DESCRIPTION OF THE TASK
Every entry should be repeated exactly. Omit the pictures.

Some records
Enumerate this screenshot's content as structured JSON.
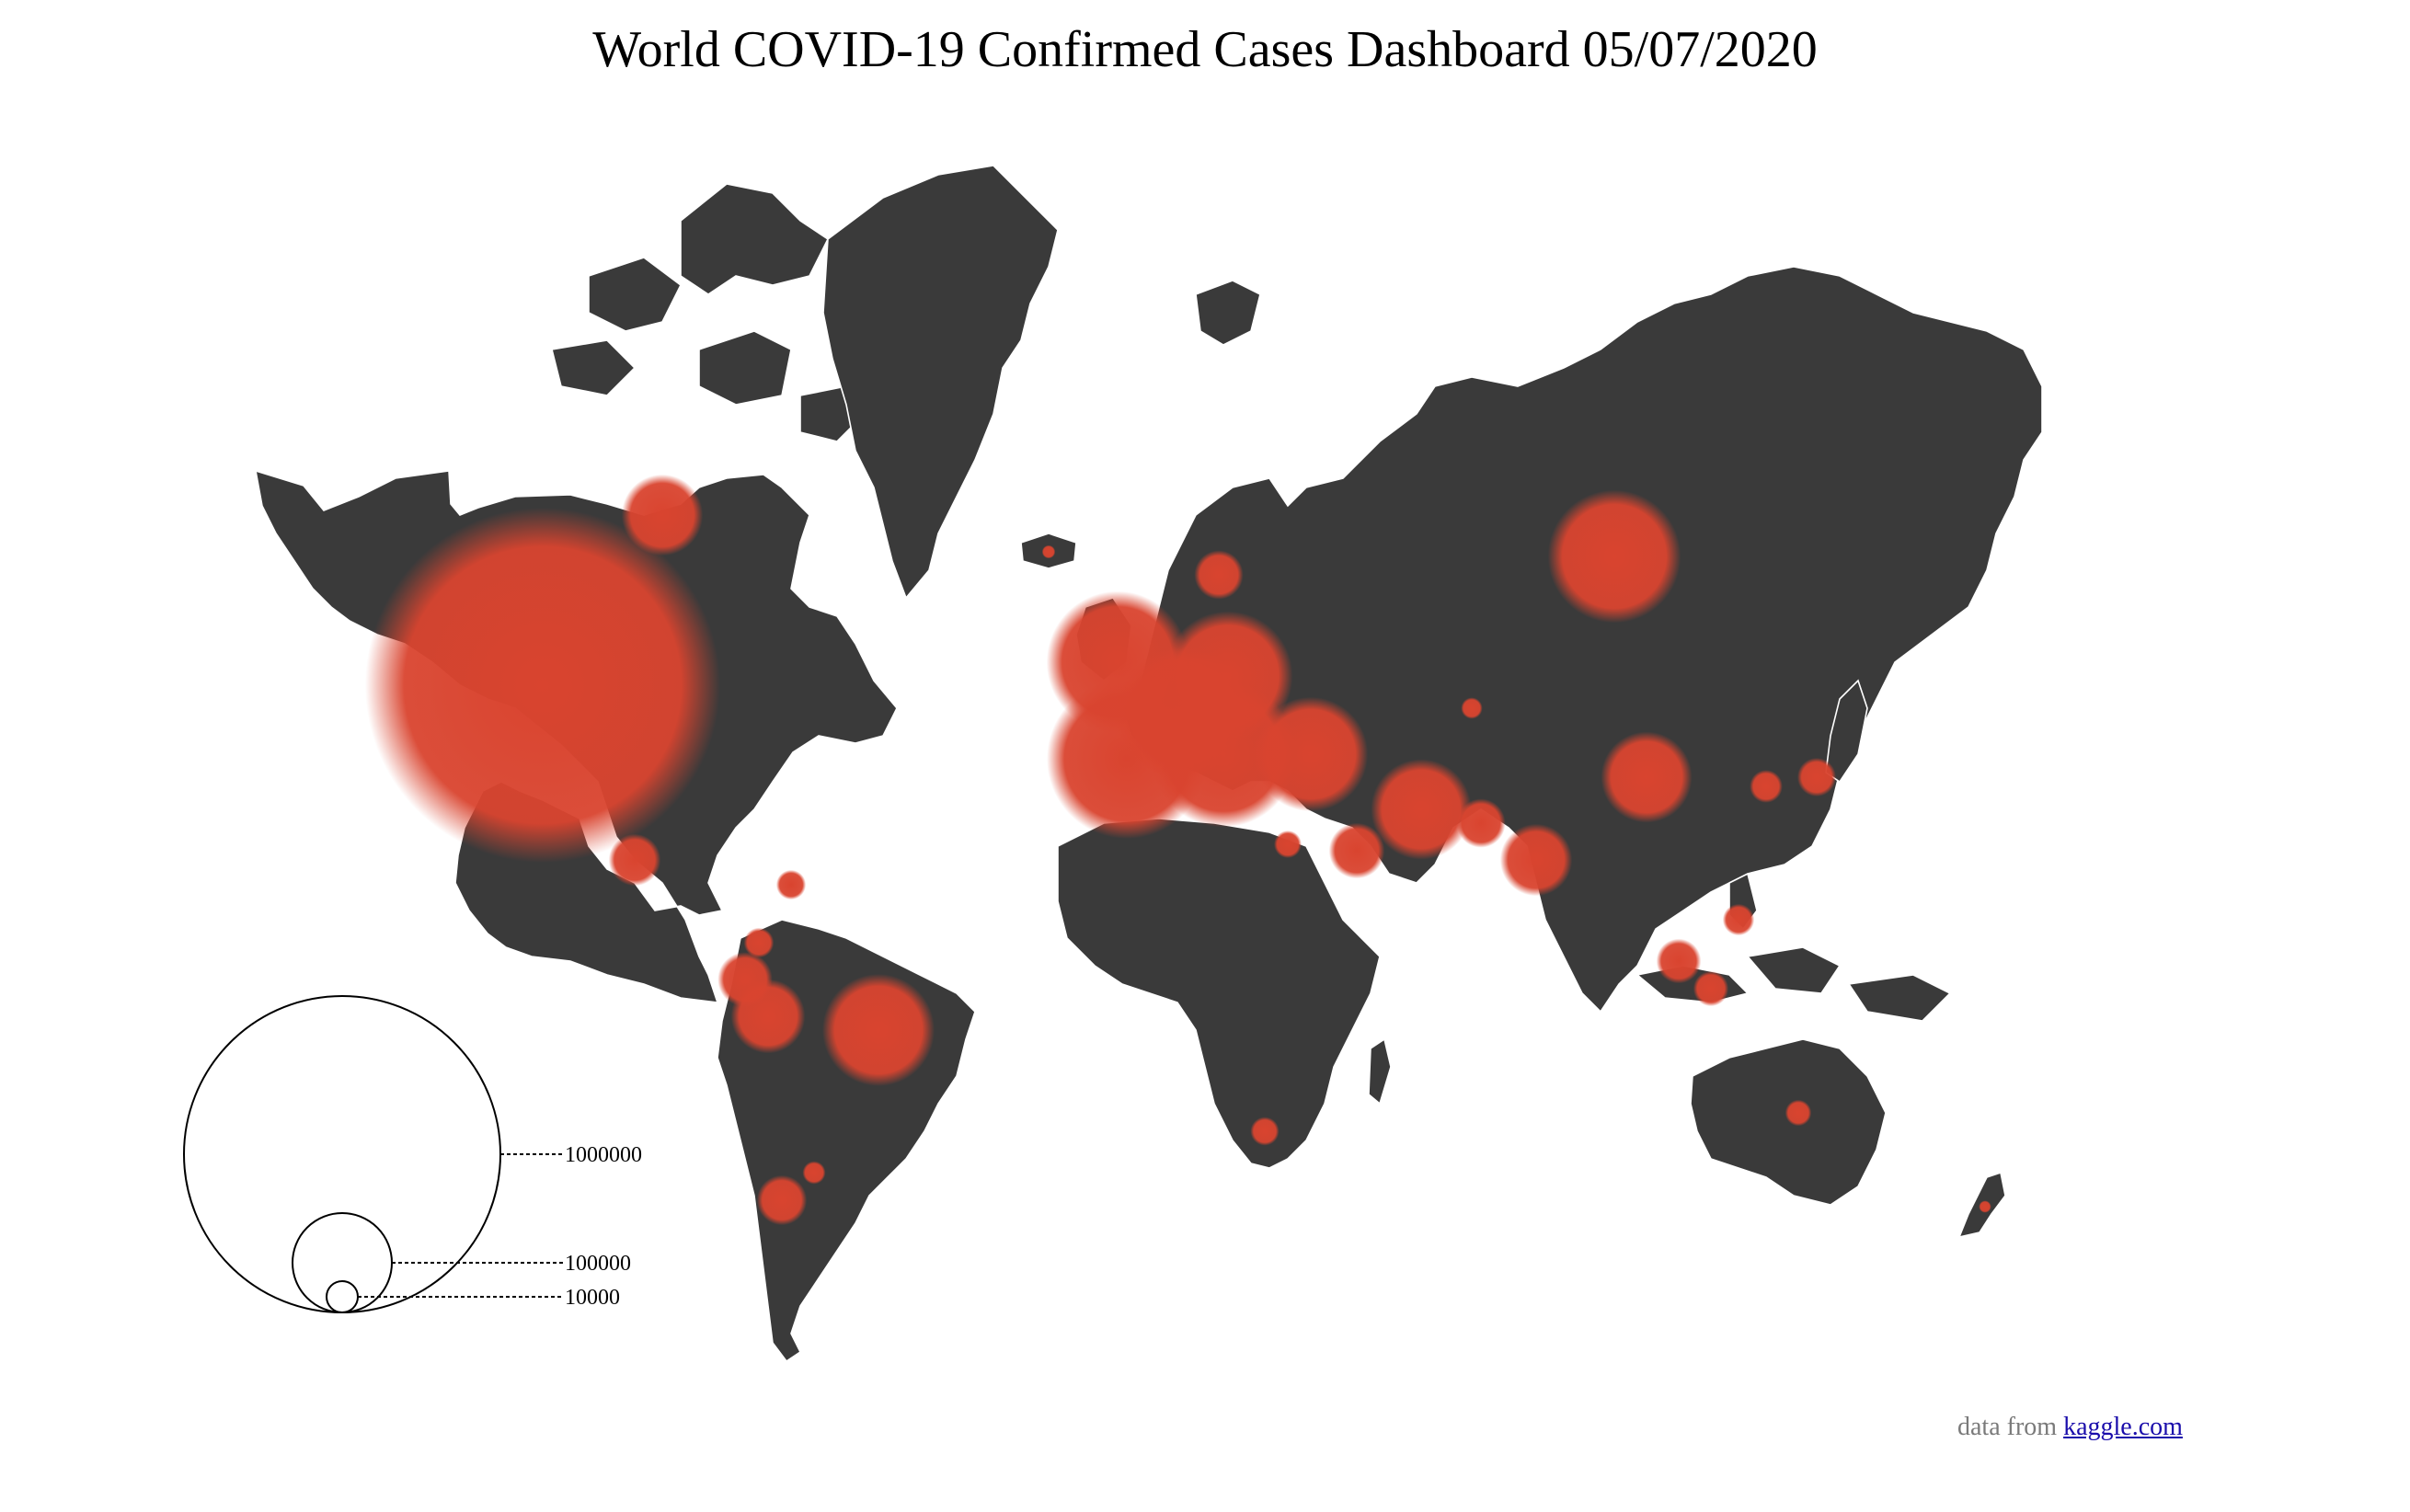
{
  "title": "World COVID-19 Confirmed Cases Dashboard 05/07/2020",
  "colors": {
    "land": "#3a3a3a",
    "borders": "#ffffff",
    "bubble": "#d9442f",
    "background": "#ffffff"
  },
  "legend": {
    "entries": [
      {
        "value": 1000000,
        "label": "1000000"
      },
      {
        "value": 100000,
        "label": "100000"
      },
      {
        "value": 10000,
        "label": "10000"
      }
    ]
  },
  "credit": {
    "prefix": "data from ",
    "link_text": "kaggle.com"
  },
  "bubbles": [
    {
      "name": "US",
      "cases": 1260000
    },
    {
      "name": "Canada",
      "cases": 66000
    },
    {
      "name": "Brazil",
      "cases": 126000
    },
    {
      "name": "Peru",
      "cases": 55000
    },
    {
      "name": "Ecuador",
      "cases": 30000
    },
    {
      "name": "Mexico",
      "cases": 27000
    },
    {
      "name": "Chile",
      "cases": 25000
    },
    {
      "name": "Spain",
      "cases": 256000
    },
    {
      "name": "Italy",
      "cases": 214000
    },
    {
      "name": "UK",
      "cases": 202000
    },
    {
      "name": "France",
      "cases": 174000
    },
    {
      "name": "Germany",
      "cases": 168000
    },
    {
      "name": "Russia",
      "cases": 177000
    },
    {
      "name": "Turkey",
      "cases": 131000
    },
    {
      "name": "Iran",
      "cases": 101000
    },
    {
      "name": "China",
      "cases": 83000
    },
    {
      "name": "India",
      "cases": 52000
    },
    {
      "name": "Saudi Arabia",
      "cases": 31000
    },
    {
      "name": "Pakistan",
      "cases": 24000
    },
    {
      "name": "Japan",
      "cases": 15000
    },
    {
      "name": "Korea",
      "cases": 10800
    },
    {
      "name": "Singapore",
      "cases": 20000
    },
    {
      "name": "Indonesia",
      "cases": 12400
    },
    {
      "name": "Philippines",
      "cases": 10000
    },
    {
      "name": "Australia",
      "cases": 6900
    },
    {
      "name": "South Africa",
      "cases": 8200
    },
    {
      "name": "Egypt",
      "cases": 7600
    },
    {
      "name": "Sweden",
      "cases": 24000
    },
    {
      "name": "Iceland",
      "cases": 1800
    },
    {
      "name": "Colombia",
      "cases": 9000
    },
    {
      "name": "Argentina",
      "cases": 5300
    },
    {
      "name": "Dominican Republic",
      "cases": 8800
    },
    {
      "name": "New Zealand",
      "cases": 1500
    },
    {
      "name": "Kazakhstan",
      "cases": 4600
    }
  ]
}
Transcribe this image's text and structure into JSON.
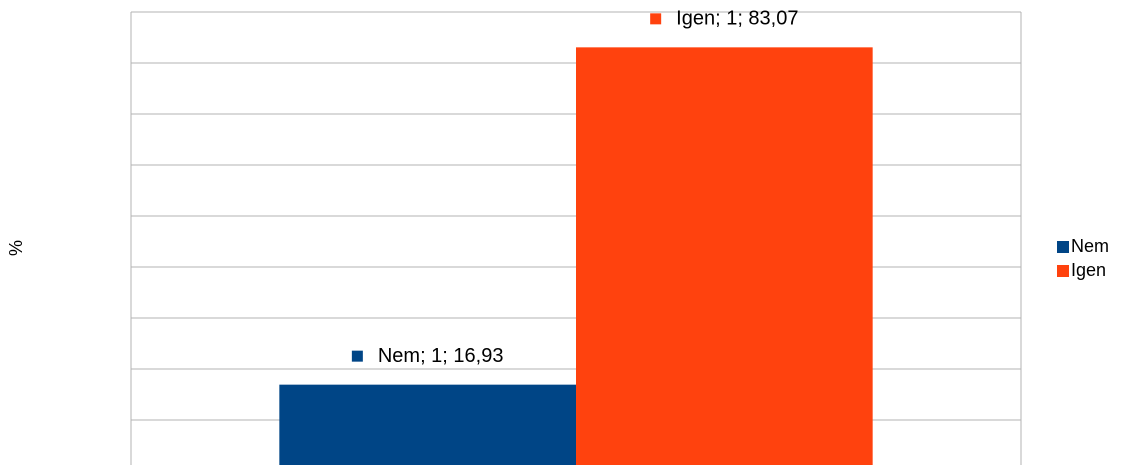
{
  "chart_data": {
    "type": "bar",
    "y_label": "%",
    "categories": [
      null
    ],
    "series": [
      {
        "name": "Nem",
        "color": "#004586",
        "values": [
          16.93
        ],
        "value_labels": [
          "Nem; 1; 16,93"
        ]
      },
      {
        "name": "Igen",
        "color": "#ff420e",
        "values": [
          83.07
        ],
        "value_labels": [
          "Igen; 1; 83,07"
        ]
      }
    ],
    "ylim": [
      0,
      90
    ],
    "yticks": [
      0,
      10,
      20,
      30,
      40,
      50,
      60,
      70,
      80,
      90
    ],
    "grid": true,
    "legend": "right"
  }
}
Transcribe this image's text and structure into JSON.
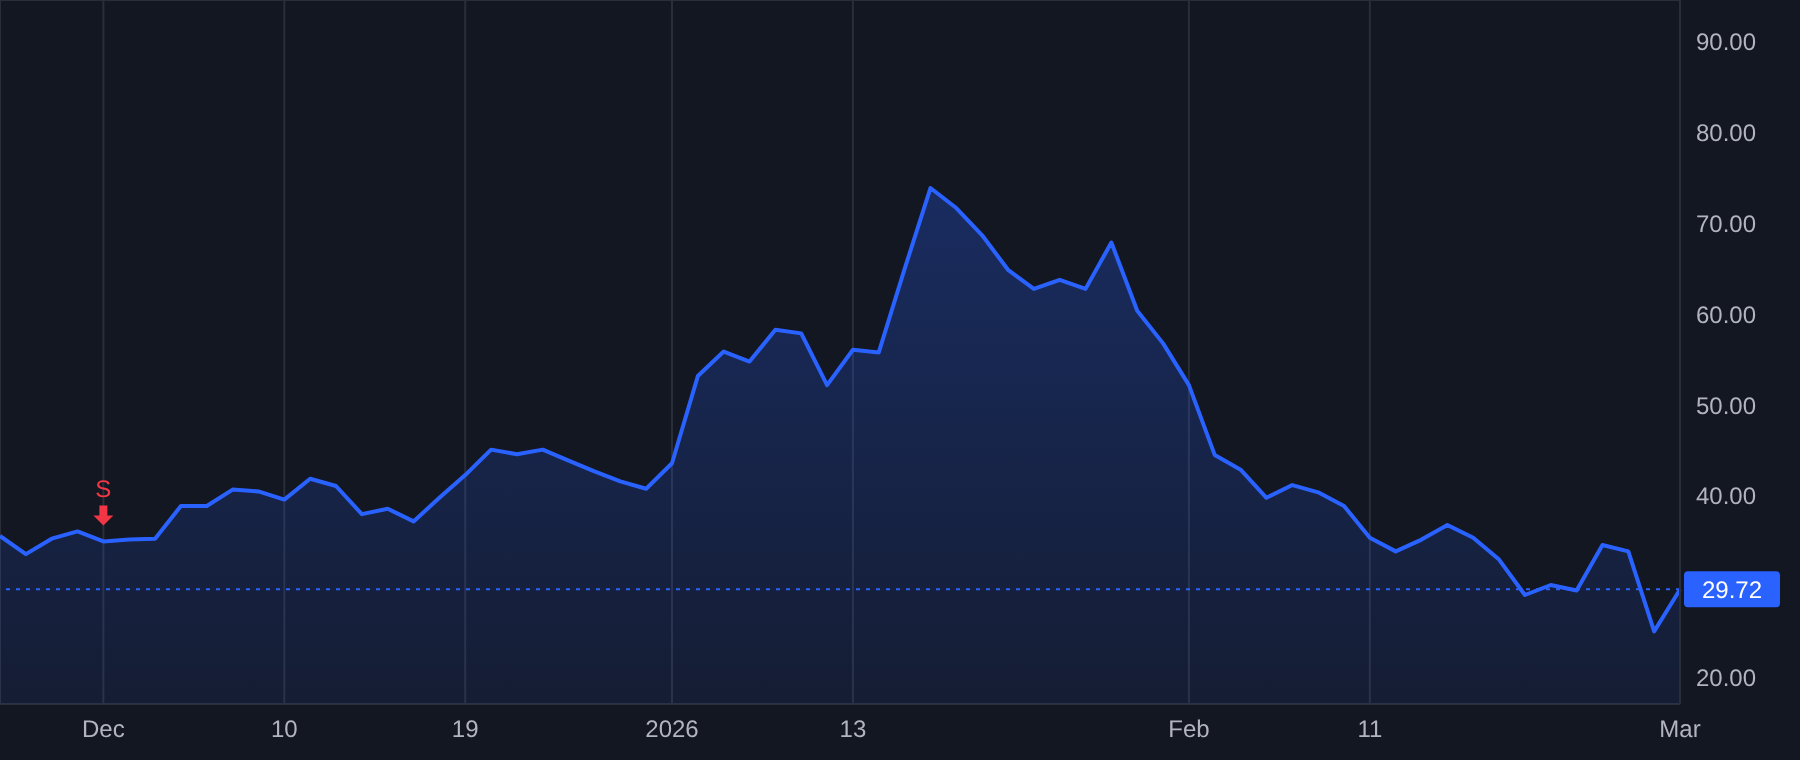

ANSWER TO THIS EXERCISE
Enumerate this screenshot's content as structured JSON.
{
  "title": "World COVID-19 Confirmed Cases Dashboard 05/07/2020",
  "colors": {
    "land": "#3a3a3a",
    "borders": "#ffffff",
    "bubble": "#d9442f",
    "background": "#ffffff"
  },
  "legend": {
    "entries": [
      {
        "value": 1000000,
        "label": "1000000"
      },
      {
        "value": 100000,
        "label": "100000"
      },
      {
        "value": 10000,
        "label": "10000"
      }
    ]
  },
  "credit": {
    "prefix": "data from ",
    "link_text": "kaggle.com"
  },
  "bubbles": [
    {
      "name": "US",
      "cases": 1260000
    },
    {
      "name": "Canada",
      "cases": 66000
    },
    {
      "name": "Brazil",
      "cases": 126000
    },
    {
      "name": "Peru",
      "cases": 55000
    },
    {
      "name": "Ecuador",
      "cases": 30000
    },
    {
      "name": "Mexico",
      "cases": 27000
    },
    {
      "name": "Chile",
      "cases": 25000
    },
    {
      "name": "Spain",
      "cases": 256000
    },
    {
      "name": "Italy",
      "cases": 214000
    },
    {
      "name": "UK",
      "cases": 202000
    },
    {
      "name": "France",
      "cases": 174000
    },
    {
      "name": "Germany",
      "cases": 168000
    },
    {
      "name": "Russia",
      "cases": 177000
    },
    {
      "name": "Turkey",
      "cases": 131000
    },
    {
      "name": "Iran",
      "cases": 101000
    },
    {
      "name": "China",
      "cases": 83000
    },
    {
      "name": "India",
      "cases": 52000
    },
    {
      "name": "Saudi Arabia",
      "cases": 31000
    },
    {
      "name": "Pakistan",
      "cases": 24000
    },
    {
      "name": "Japan",
      "cases": 15000
    },
    {
      "name": "Korea",
      "cases": 10800
    },
    {
      "name": "Singapore",
      "cases": 20000
    },
    {
      "name": "Indonesia",
      "cases": 12400
    },
    {
      "name": "Philippines",
      "cases": 10000
    },
    {
      "name": "Australia",
      "cases": 6900
    },
    {
      "name": "South Africa",
      "cases": 8200
    },
    {
      "name": "Egypt",
      "cases": 7600
    },
    {
      "name": "Sweden",
      "cases": 24000
    },
    {
      "name": "Iceland",
      "cases": 1800
    },
    {
      "name": "Colombia",
      "cases": 9000
    },
    {
      "name": "Argentina",
      "cases": 5300
    },
    {
      "name": "Dominican Republic",
      "cases": 8800
    },
    {
      "name": "New Zealand",
      "cases": 1500
    },
    {
      "name": "Kazakhstan",
      "cases": 4600
    }
  ]
}
Transcribe this image's text and structure into JSON.
{
  "chart_data": {
    "type": "bar",
    "y_label": "%",
    "categories": [
      null
    ],
    "series": [
      {
        "name": "Nem",
        "color": "#004586",
        "values": [
          16.93
        ],
        "value_labels": [
          "Nem; 1; 16,93"
        ]
      },
      {
        "name": "Igen",
        "color": "#ff420e",
        "values": [
          83.07
        ],
        "value_labels": [
          "Igen; 1; 83,07"
        ]
      }
    ],
    "ylim": [
      0,
      90
    ],
    "yticks": [
      0,
      10,
      20,
      30,
      40,
      50,
      60,
      70,
      80,
      90
    ],
    "grid": true,
    "legend": "right"
  }
}
Transcribe this image's text and structure into JSON.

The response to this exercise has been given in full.